═══ DATA FOR THE TASK

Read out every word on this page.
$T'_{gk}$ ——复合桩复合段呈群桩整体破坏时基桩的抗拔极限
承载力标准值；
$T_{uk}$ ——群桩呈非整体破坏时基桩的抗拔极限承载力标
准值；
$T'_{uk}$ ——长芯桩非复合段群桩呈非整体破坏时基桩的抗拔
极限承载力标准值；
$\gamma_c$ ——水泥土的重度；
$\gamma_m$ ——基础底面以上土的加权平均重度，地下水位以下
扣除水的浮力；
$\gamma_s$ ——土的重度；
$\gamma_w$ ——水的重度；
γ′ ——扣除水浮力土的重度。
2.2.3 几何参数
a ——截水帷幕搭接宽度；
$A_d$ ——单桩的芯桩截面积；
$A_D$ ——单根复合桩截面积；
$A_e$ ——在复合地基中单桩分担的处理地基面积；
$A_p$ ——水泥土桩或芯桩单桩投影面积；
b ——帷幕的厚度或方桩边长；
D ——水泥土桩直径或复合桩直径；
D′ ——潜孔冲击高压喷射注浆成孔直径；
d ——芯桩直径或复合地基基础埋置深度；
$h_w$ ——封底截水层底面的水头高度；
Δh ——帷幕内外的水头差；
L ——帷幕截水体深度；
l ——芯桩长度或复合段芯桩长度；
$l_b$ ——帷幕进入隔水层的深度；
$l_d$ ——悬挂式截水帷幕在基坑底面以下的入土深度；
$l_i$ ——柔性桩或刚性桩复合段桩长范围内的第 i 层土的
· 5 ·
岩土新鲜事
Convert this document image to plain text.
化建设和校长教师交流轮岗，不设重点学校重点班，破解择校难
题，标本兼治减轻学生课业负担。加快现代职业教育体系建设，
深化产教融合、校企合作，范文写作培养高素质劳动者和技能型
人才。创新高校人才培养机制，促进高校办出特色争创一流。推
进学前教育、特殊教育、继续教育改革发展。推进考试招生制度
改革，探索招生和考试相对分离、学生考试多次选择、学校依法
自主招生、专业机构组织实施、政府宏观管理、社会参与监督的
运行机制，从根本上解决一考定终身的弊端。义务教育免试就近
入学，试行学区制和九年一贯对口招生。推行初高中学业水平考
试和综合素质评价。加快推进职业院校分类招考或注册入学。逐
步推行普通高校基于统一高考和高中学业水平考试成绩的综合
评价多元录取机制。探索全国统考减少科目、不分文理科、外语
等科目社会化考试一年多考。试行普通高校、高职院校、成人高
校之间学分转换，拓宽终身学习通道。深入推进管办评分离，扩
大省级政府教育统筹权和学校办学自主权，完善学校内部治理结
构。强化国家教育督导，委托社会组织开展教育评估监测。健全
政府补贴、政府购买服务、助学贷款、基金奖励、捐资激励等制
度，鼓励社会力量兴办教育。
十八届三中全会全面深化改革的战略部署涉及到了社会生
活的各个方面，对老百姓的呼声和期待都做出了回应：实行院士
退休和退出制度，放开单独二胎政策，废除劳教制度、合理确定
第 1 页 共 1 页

══════

## WHAT THIS TASK INVOLVES
Please quote exactly the lines from the one containing "Convert this document image to plain text." through the last line of the records above, both included, and nothing else.

## RESPONSE TO THE EXERCISE
Convert this document image to plain text.
化建设和校长教师交流轮岗，不设重点学校重点班，破解择校难
题，标本兼治减轻学生课业负担。加快现代职业教育体系建设，
深化产教融合、校企合作，范文写作培养高素质劳动者和技能型
人才。创新高校人才培养机制，促进高校办出特色争创一流。推
进学前教育、特殊教育、继续教育改革发展。推进考试招生制度
改革，探索招生和考试相对分离、学生考试多次选择、学校依法
自主招生、专业机构组织实施、政府宏观管理、社会参与监督的
运行机制，从根本上解决一考定终身的弊端。义务教育免试就近
入学，试行学区制和九年一贯对口招生。推行初高中学业水平考
试和综合素质评价。加快推进职业院校分类招考或注册入学。逐
步推行普通高校基于统一高考和高中学业水平考试成绩的综合
评价多元录取机制。探索全国统考减少科目、不分文理科、外语
等科目社会化考试一年多考。试行普通高校、高职院校、成人高
校之间学分转换，拓宽终身学习通道。深入推进管办评分离，扩
大省级政府教育统筹权和学校办学自主权，完善学校内部治理结
构。强化国家教育督导，委托社会组织开展教育评估监测。健全
政府补贴、政府购买服务、助学贷款、基金奖励、捐资激励等制
度，鼓励社会力量兴办教育。
十八届三中全会全面深化改革的战略部署涉及到了社会生
活的各个方面，对老百姓的呼声和期待都做出了回应：实行院士
退休和退出制度，放开单独二胎政策，废除劳教制度、合理确定
第 1 页 共 1 页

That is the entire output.